━━━ Selected passage ━━━
The first step in treating MpBC is often surgery. The surgical options depend on the size and spread of your cancer. Surgery can include everything from a breast conserving lumpectomy to a modified radical mastectomy. Additionally, during the operation to remove your visible tumor the surgeon often will do a Sentinel Lymph Node Biopsy (SLNB) or Axillary Lymph Node Dissection (ALND). Metaplastic patients will be offered surgical options based on the standard protocols for all breast cancers. Newly diagnosed patients should carefully consider their options and fully discuss the pros and cons of each choice.
Breast conserving surgery has become very popular over the years. A lumpectomy allows for the patient to keep their breast but remove the tumor. Recent studies indicate that a lumpectomy is just as effective for many women as a mastectomy. In this procedure the tumor is removed along with some of the surrounding healthy tissue. This healthy tissue is referred to as the “margin.” The pathologist will test the tissue in the margin to be sure that no cancer cells can be found in this tissue. This assures the surgeon that the entire tumor has been removed. If cancer cells are found close to the edge of the “margin.” Your surgeon may decide to perform a second surgery to ‘clean up the margins’ or take additional tissue in the surrounding area. This will ensure that the entire tumor has been removed. (Think of a hard boiled egg. The yellow is the tumor and the white is the margin. The pathologist would test the whites of the egg to be sure that there is no cancer in this area. This allows for the patient and doctor alike to feel some assurance that no cancer cells remain.)
Mastectomy was once the treatment of choice for all breast cancers but with the advent of new technologies and techniques it is no longer the only option for women with breast cancer. A mastectomy is the removal of all of the breast tissue including the breast tissue in the axilla, under your arm. Women who chose mastectomy are offered a range of options from nipple sparing to skin sparing to modified radical mastectomy.
━━━ Source information ━━━
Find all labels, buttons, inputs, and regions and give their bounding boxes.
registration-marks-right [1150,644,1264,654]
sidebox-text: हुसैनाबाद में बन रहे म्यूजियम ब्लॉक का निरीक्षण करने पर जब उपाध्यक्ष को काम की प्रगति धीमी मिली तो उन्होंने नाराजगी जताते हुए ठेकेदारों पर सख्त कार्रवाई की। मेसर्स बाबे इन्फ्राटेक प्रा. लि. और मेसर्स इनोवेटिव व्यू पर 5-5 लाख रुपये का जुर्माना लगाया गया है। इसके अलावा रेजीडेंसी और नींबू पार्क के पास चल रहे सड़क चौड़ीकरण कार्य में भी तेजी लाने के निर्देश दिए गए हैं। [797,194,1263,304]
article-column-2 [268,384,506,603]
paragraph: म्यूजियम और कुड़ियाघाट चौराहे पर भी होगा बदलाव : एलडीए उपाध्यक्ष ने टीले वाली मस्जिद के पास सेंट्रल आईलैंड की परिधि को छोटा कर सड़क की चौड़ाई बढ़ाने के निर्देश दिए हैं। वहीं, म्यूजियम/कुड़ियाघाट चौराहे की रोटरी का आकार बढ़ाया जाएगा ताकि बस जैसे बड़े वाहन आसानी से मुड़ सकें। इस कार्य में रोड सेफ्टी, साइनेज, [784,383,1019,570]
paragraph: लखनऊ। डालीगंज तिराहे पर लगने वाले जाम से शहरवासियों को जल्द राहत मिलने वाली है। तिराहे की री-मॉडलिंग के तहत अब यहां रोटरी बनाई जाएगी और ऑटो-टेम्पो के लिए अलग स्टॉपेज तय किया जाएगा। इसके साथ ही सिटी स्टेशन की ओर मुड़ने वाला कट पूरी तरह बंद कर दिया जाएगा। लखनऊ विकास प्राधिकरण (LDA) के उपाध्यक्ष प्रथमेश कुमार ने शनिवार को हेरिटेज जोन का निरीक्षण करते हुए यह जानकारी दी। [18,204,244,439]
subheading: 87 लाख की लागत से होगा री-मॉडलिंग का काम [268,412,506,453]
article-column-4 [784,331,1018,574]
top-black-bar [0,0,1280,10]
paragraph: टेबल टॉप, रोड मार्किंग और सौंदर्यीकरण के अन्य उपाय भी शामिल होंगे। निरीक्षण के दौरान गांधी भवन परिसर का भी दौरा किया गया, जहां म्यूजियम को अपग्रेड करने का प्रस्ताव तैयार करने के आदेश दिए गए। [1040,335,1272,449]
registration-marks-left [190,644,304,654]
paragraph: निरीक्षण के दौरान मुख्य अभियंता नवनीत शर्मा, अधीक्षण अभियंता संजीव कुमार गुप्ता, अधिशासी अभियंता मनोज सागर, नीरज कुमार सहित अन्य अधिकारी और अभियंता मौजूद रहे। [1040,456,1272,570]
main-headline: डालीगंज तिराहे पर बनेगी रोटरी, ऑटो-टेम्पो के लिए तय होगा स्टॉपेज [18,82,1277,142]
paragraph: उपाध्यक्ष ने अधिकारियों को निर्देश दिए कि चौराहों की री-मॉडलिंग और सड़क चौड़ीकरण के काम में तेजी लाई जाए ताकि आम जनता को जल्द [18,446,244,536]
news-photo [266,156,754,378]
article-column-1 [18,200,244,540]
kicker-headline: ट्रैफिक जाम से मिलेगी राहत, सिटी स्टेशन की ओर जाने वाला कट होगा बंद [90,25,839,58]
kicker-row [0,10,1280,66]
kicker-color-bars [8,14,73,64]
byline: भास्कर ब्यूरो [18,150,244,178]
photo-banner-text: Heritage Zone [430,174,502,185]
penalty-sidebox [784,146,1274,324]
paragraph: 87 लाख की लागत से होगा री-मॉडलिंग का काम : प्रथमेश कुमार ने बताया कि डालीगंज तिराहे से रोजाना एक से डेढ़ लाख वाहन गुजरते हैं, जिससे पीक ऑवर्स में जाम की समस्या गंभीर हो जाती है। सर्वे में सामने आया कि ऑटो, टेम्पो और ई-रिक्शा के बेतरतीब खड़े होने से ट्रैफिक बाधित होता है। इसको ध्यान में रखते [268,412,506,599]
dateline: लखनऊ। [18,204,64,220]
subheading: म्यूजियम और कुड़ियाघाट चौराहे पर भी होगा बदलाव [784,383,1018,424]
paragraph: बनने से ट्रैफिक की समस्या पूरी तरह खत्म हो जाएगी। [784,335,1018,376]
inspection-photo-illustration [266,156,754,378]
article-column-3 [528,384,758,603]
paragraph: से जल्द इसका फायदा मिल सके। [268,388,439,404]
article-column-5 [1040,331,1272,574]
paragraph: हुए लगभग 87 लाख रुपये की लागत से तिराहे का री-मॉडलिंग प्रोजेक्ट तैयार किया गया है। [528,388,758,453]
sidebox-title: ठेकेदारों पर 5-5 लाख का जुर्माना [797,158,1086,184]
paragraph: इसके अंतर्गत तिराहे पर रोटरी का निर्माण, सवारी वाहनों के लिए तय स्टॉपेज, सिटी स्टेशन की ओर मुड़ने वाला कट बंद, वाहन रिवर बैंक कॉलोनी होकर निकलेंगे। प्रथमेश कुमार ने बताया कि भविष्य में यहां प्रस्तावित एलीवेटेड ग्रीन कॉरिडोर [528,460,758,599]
━━━
Write out the full passage on surgical options for MpBC word for word. The listing was taken from a separate source.

- Exercise solution:
The first step in treating MpBC is often surgery. The surgical options depend on the size and spread of your cancer. Surgery can include everything from a breast conserving lumpectomy to a modified radical mastectomy. Additionally, during the operation to remove your visible tumor the surgeon often will do a Sentinel Lymph Node Biopsy (SLNB) or Axillary Lymph Node Dissection (ALND). Metaplastic patients will be offered surgical options based on the standard protocols for all breast cancers. Newly diagnosed patients should carefully consider their options and fully discuss the pros and cons of each choice.
Breast conserving surgery has become very popular over the years. A lumpectomy allows for the patient to keep their breast but remove the tumor. Recent studies indicate that a lumpectomy is just as effective for many women as a mastectomy. In this procedure the tumor is removed along with some of the surrounding healthy tissue. This healthy tissue is referred to as the “margin.” The pathologist will test the tissue in the margin to be sure that no cancer cells can be found in this tissue. This assures the surgeon that the entire tumor has been removed. If cancer cells are found close to the edge of the “margin.” Your surgeon may decide to perform a second surgery to ‘clean up the margins’ or take additional tissue in the surrounding area. This will ensure that the entire tumor has been removed. (Think of a hard boiled egg. The yellow is the tumor and the white is the margin. The pathologist would test the whites of the egg to be sure that there is no cancer in this area. This allows for the patient and doctor alike to feel some assurance that no cancer cells remain.)
Mastectomy was once the treatment of choice for all breast cancers but with the advent of new technologies and techniques it is no longer the only option for women with breast cancer. A mastectomy is the removal of all of the breast tissue including the breast tissue in the axilla, under your arm. Women who chose mastectomy are offered a range of options from nipple sparing to skin sparing to modified radical mastectomy.